- **Do this**
How many of the lines below hold the word "était"? Answer only with the number.
--*--
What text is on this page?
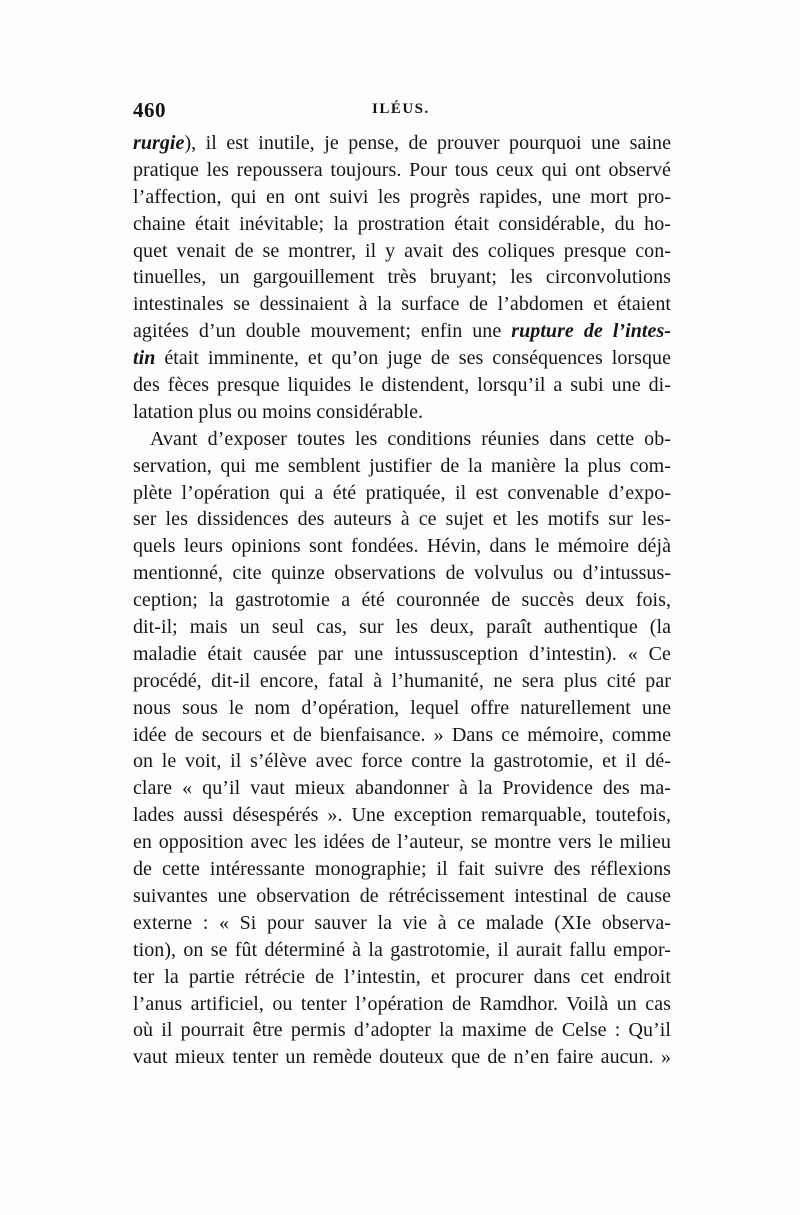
460	ILÉUS.
rurgie), il est inutile, je pense, de prouver pourquoi une saine
pratique les repoussera toujours. Pour tous ceux qui ont observé
l’affection, qui en ont suivi les progrès rapides, une mort pro-
chaine était inévitable; la prostration était considérable, du ho-
quet venait de se montrer, il y avait des coliques presque con-
tinuelles, un gargouillement très bruyant; les circonvolutions
intestinales se dessinaient à la surface de l’abdomen et étaient
agitées d’un double mouvement; enfin une rupture de l’intes-
tin était imminente, et qu’on juge de ses conséquences lorsque
des fèces presque liquides le distendent, lorsqu’il a subi une di-
latation plus ou moins considérable.
Avant d’exposer toutes les conditions réunies dans cette ob-
servation, qui me semblent justifier de la manière la plus com-
plète l’opération qui a été pratiquée, il est convenable d’expo-
ser les dissidences des auteurs à ce sujet et les motifs sur les-
quels leurs opinions sont fondées. Hévin, dans le mémoire déjà
mentionné, cite quinze observations de volvulus ou d’intussus-
ception; la gastrotomie a été couronnée de succès deux fois,
dit-il; mais un seul cas, sur les deux, paraît authentique (la
maladie était causée par une intussusception d’intestin). « Ce
procédé, dit-il encore, fatal à l’humanité, ne sera plus cité par
nous sous le nom d’opération, lequel offre naturellement une
idée de secours et de bienfaisance. » Dans ce mémoire, comme
on le voit, il s’élève avec force contre la gastrotomie, et il dé-
clare « qu’il vaut mieux abandonner à la Providence des ma-
lades aussi désespérés ». Une exception remarquable, toutefois,
en opposition avec les idées de l’auteur, se montre vers le milieu
de cette intéressante monographie; il fait suivre des réflexions
suivantes une observation de rétrécissement intestinal de cause
externe : « Si pour sauver la vie à ce malade (XIe observa-
tion), on se fût déterminé à la gastrotomie, il aurait fallu empor-
ter la partie rétrécie de l’intestin, et procurer dans cet endroit
l’anus artificiel, ou tenter l’opération de Ramdhor. Voilà un cas
où il pourrait être permis d’adopter la maxime de Celse : Qu’il
vaut mieux tenter un remède douteux que de n’en faire aucun. »
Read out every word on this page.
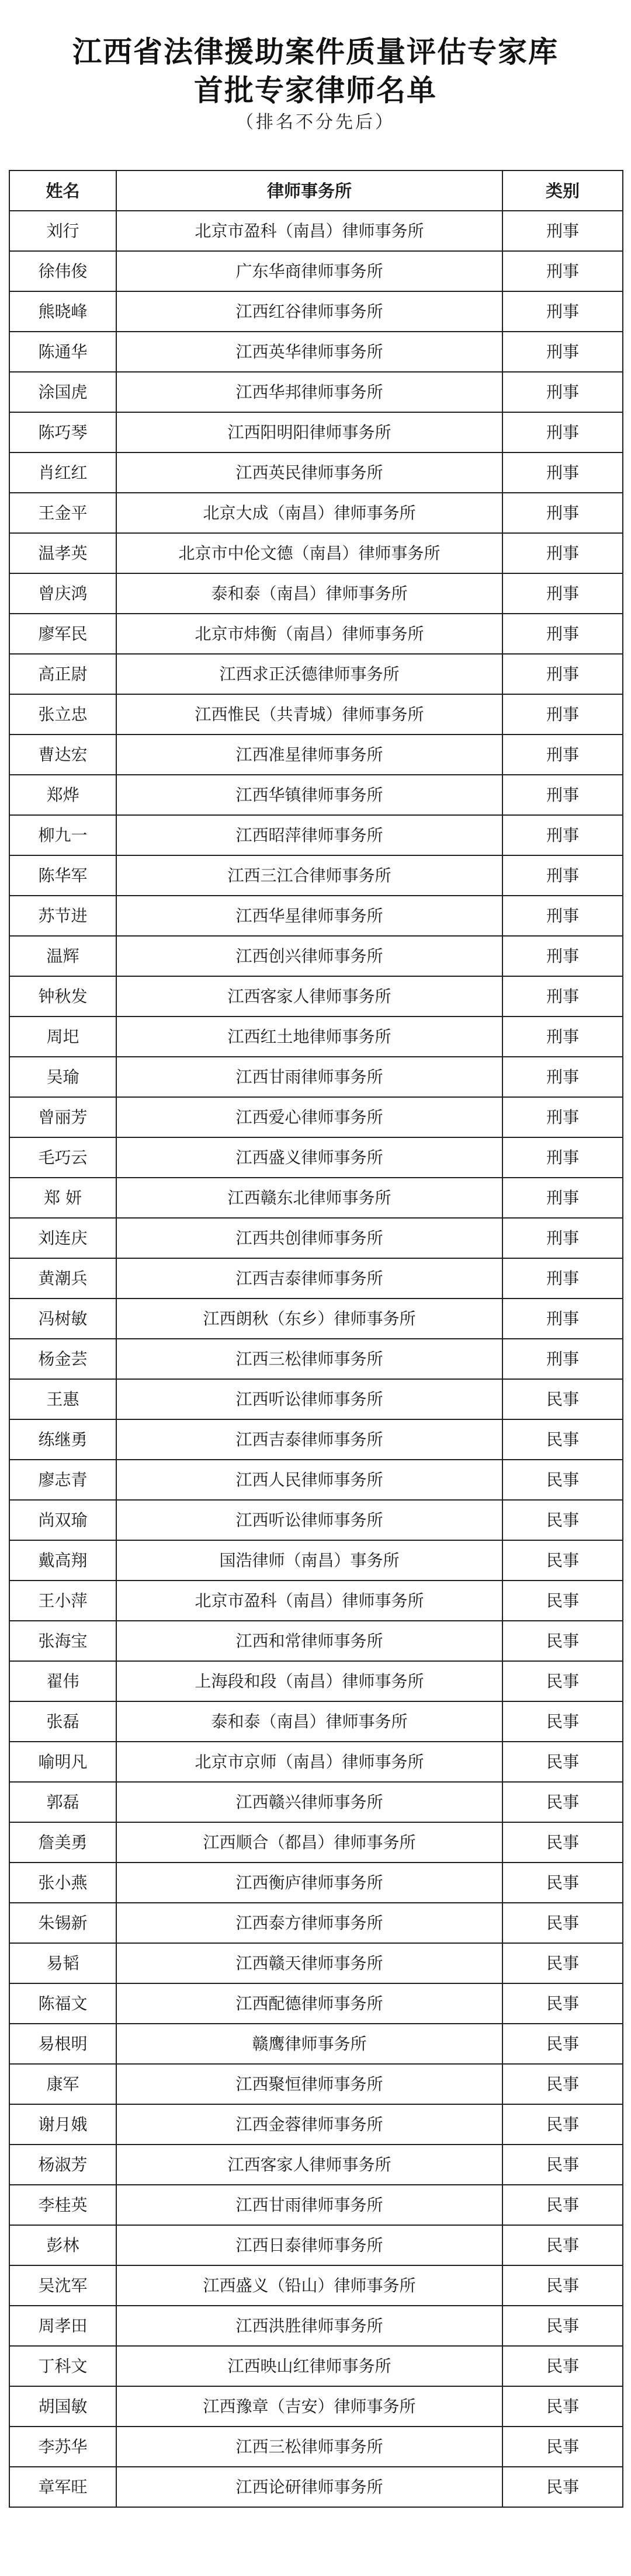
江西省法律援助案件质量评估专家库
首批专家律师名单
（排名不分先后）
姓名	律师事务所	类别
刘行	北京市盈科（南昌）律师事务所	刑事
徐伟俊	广东华商律师事务所	刑事
熊晓峰	江西红谷律师事务所	刑事
陈通华	江西英华律师事务所	刑事
涂国虎	江西华邦律师事务所	刑事
陈巧琴	江西阳明阳律师事务所	刑事
肖红红	江西英民律师事务所	刑事
王金平	北京大成（南昌）律师事务所	刑事
温孝英	北京市中伦文德（南昌）律师事务所	刑事
曾庆鸿	泰和泰（南昌）律师事务所	刑事
廖军民	北京市炜衡（南昌）律师事务所	刑事
高正尉	江西求正沃德律师事务所	刑事
张立忠	江西惟民（共青城）律师事务所	刑事
曹达宏	江西准星律师事务所	刑事
郑烨	江西华镇律师事务所	刑事
柳九一	江西昭萍律师事务所	刑事
陈华军	江西三江合律师事务所	刑事
苏节进	江西华星律师事务所	刑事
温辉	江西创兴律师事务所	刑事
钟秋发	江西客家人律师事务所	刑事
周圯	江西红土地律师事务所	刑事
吴瑜	江西甘雨律师事务所	刑事
曾丽芳	江西爱心律师事务所	刑事
毛巧云	江西盛义律师事务所	刑事
郑 妍	江西赣东北律师事务所	刑事
刘连庆	江西共创律师事务所	刑事
黄潮兵	江西吉泰律师事务所	刑事
冯树敏	江西朗秋（东乡）律师事务所	刑事
杨金芸	江西三松律师事务所	刑事
王惠	江西听讼律师事务所	民事
练继勇	江西吉泰律师事务所	民事
廖志青	江西人民律师事务所	民事
尚双瑜	江西听讼律师事务所	民事
戴高翔	国浩律师（南昌）事务所	民事
王小萍	北京市盈科（南昌）律师事务所	民事
张海宝	江西和常律师事务所	民事
翟伟	上海段和段（南昌）律师事务所	民事
张磊	泰和泰（南昌）律师事务所	民事
喻明凡	北京市京师（南昌）律师事务所	民事
郭磊	江西赣兴律师事务所	民事
詹美勇	江西顺合（都昌）律师事务所	民事
张小燕	江西衡庐律师事务所	民事
朱锡新	江西泰方律师事务所	民事
易韬	江西赣天律师事务所	民事
陈福文	江西配德律师事务所	民事
易根明	赣鹰律师事务所	民事
康军	江西聚恒律师事务所	民事
谢月娥	江西金蓉律师事务所	民事
杨淑芳	江西客家人律师事务所	民事
李桂英	江西甘雨律师事务所	民事
彭林	江西日泰律师事务所	民事
吴沈军	江西盛义（铅山）律师事务所	民事
周孝田	江西洪胜律师事务所	民事
丁科文	江西映山红律师事务所	民事
胡国敏	江西豫章（吉安）律师事务所	民事
李苏华	江西三松律师事务所	民事
章军旺	江西论研律师事务所	民事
--*--
- **Complete answer**
3